▶ _Written problem 1_: Extract everything from the first line of the records down through the line containing "attention-label: Module —", and repeat those lines of the records unchanged.

▶ _Source extract_:
Latest revision as of 13:36, 16 August 2021

This information applies to British Columbia, Canada. Last reviewed for legal accuracy by the Law Students' Legal Advice Program on June 30, 2021.



A. Introduction[edit]

Complaints against licensed security guards can be filed with the Registrar of Security Programs Division, Ministry of Justice. Complaints can relate to the licensing of a security business or security employee, about the conduct or behaviour of a security employee, or about the use of equipment. Filing a complaint is free. Complaining against an unlicensed guard should be done directly to the employer. Most security guards in BC are now required to be licensed under the Security Services Act, SBC 2007, c 30 [SSA].

B. Filing the Complaint[edit]

Complaints must be made in writing within one year of the incident. Complaint forms can be obtained by contacting the Ministry or online.

Ministry of Justice - Policing and Security Branch, Security Programs Division

Online Website
Email: securitylicensing@gov.bc.ca
Address PO Box 9217 Stn Prov Govt
Victoria, BC V8W 9J1
Phone 1 (855) 587-0185
Fax: (250) 387-4454


Once a complaint has been filed, the Registrar will determine whether the matter is within its jurisdiction. If it is, then an investigator will be assigned. The complainant will be notified of the investigation by letter. Complaints can result in a warning notice, a violation ticket, or reconsideration of the officer’s licence status.

The Registrar may decide not to investigate a complaint if there has been more than one year of time between when the complaints knew about the facts and when the Registrar receives the complaint (SSA, s 34(2)(a)). Section 34(2) also enumerates other factors that may lead the Registrar to refuse to investigate a complaint.

Like police, licensed and unlicensed security guards can be sued civilly.

▶ _Extracted material_:
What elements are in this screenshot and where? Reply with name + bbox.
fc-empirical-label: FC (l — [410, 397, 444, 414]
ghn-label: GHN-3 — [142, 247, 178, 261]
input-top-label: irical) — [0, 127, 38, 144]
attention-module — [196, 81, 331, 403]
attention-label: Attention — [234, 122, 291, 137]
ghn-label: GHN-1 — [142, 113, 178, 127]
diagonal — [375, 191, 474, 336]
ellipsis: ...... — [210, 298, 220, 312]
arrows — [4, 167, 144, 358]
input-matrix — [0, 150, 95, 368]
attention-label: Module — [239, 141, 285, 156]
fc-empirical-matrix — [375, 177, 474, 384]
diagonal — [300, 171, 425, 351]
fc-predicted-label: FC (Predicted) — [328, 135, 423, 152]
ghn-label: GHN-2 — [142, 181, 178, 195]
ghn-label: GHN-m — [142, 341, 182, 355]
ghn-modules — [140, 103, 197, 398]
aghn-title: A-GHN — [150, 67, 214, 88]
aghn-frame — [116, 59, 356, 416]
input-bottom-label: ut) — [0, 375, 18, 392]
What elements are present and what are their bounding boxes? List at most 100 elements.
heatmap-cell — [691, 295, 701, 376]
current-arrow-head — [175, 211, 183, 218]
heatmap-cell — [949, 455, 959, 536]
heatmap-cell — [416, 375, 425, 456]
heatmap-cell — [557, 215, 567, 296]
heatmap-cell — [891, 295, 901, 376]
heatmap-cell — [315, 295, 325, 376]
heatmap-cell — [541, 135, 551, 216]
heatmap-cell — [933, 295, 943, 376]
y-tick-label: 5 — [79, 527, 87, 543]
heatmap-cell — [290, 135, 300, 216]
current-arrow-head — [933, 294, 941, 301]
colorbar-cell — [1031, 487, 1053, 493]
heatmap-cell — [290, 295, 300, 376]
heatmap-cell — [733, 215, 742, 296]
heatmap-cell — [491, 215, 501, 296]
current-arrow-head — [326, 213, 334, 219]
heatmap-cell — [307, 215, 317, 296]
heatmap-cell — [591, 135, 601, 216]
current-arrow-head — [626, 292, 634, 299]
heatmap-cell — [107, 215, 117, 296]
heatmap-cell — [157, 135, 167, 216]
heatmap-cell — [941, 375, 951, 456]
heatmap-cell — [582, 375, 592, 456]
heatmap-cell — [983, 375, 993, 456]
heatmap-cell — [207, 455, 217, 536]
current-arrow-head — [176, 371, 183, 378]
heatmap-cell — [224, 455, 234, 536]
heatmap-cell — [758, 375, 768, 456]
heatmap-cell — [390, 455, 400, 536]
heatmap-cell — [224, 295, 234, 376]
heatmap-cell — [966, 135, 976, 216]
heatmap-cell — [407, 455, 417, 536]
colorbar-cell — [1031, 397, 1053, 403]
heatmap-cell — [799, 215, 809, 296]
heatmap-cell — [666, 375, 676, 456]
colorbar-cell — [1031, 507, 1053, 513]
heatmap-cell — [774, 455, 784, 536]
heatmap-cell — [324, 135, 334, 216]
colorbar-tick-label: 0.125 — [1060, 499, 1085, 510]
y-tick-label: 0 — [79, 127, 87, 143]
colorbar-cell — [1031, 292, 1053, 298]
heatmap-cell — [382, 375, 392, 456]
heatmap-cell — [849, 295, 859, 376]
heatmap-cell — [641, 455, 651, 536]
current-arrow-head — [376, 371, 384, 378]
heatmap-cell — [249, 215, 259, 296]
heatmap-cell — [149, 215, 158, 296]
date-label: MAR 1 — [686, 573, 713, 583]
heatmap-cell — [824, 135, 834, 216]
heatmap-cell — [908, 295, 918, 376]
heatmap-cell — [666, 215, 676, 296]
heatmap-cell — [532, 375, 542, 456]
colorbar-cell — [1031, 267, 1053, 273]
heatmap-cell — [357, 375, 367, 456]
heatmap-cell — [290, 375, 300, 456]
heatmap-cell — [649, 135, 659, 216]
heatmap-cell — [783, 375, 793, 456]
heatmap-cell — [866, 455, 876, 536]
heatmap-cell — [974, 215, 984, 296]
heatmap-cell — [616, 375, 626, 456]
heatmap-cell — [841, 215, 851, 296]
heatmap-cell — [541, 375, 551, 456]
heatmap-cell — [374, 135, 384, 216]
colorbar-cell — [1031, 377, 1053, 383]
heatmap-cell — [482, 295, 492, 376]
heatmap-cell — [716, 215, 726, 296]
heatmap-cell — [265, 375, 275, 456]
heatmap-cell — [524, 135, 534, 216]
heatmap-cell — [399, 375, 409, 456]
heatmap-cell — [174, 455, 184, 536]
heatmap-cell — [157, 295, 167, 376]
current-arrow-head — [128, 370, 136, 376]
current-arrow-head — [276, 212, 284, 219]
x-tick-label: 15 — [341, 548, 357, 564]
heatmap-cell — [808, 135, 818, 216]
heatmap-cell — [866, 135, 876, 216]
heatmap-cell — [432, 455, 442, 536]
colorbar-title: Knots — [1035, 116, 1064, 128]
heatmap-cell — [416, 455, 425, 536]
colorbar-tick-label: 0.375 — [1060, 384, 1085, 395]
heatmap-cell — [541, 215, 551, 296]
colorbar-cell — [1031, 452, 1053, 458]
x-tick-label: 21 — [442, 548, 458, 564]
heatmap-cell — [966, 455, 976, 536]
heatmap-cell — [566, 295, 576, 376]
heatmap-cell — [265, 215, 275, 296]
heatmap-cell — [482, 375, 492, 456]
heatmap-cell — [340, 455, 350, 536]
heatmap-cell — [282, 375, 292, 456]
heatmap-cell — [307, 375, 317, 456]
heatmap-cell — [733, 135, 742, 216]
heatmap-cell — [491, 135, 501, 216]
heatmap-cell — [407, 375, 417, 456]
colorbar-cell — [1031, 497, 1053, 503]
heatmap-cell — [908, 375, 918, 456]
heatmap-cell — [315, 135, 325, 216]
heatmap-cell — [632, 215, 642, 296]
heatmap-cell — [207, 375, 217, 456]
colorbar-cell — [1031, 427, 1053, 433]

▶ _Written problem 2_: In the text about complaints against security guards, reproduce everything from "Online Website" down to "officer’s licence status.", substituting "inspector" for "investigator".

▶ _Final result 1_:
What elements are in this screenshot and where? Reply with name + bbox.
fc-empirical-label: FC (l — [410, 397, 444, 414]
ghn-label: GHN-3 — [142, 247, 178, 261]
input-top-label: irical) — [0, 127, 38, 144]
attention-module — [196, 81, 331, 403]
attention-label: Attention — [234, 122, 291, 137]
ghn-label: GHN-1 — [142, 113, 178, 127]
diagonal — [375, 191, 474, 336]
ellipsis: ...... — [210, 298, 220, 312]
arrows — [4, 167, 144, 358]
input-matrix — [0, 150, 95, 368]
attention-label: Module — [239, 141, 285, 156]

▶ _Final result 2_:
Online Website
Email: securitylicensing@gov.bc.ca
Address PO Box 9217 Stn Prov Govt
Victoria, BC V8W 9J1
Phone 1 (855) 587-0185
Fax: (250) 387-4454


Once a complaint has been filed, the Registrar will determine whether the matter is within its jurisdiction. If it is, then an inspector will be assigned. The complainant will be notified of the investigation by letter. Complaints can result in a warning notice, a violation ticket, or reconsideration of the officer’s licence status.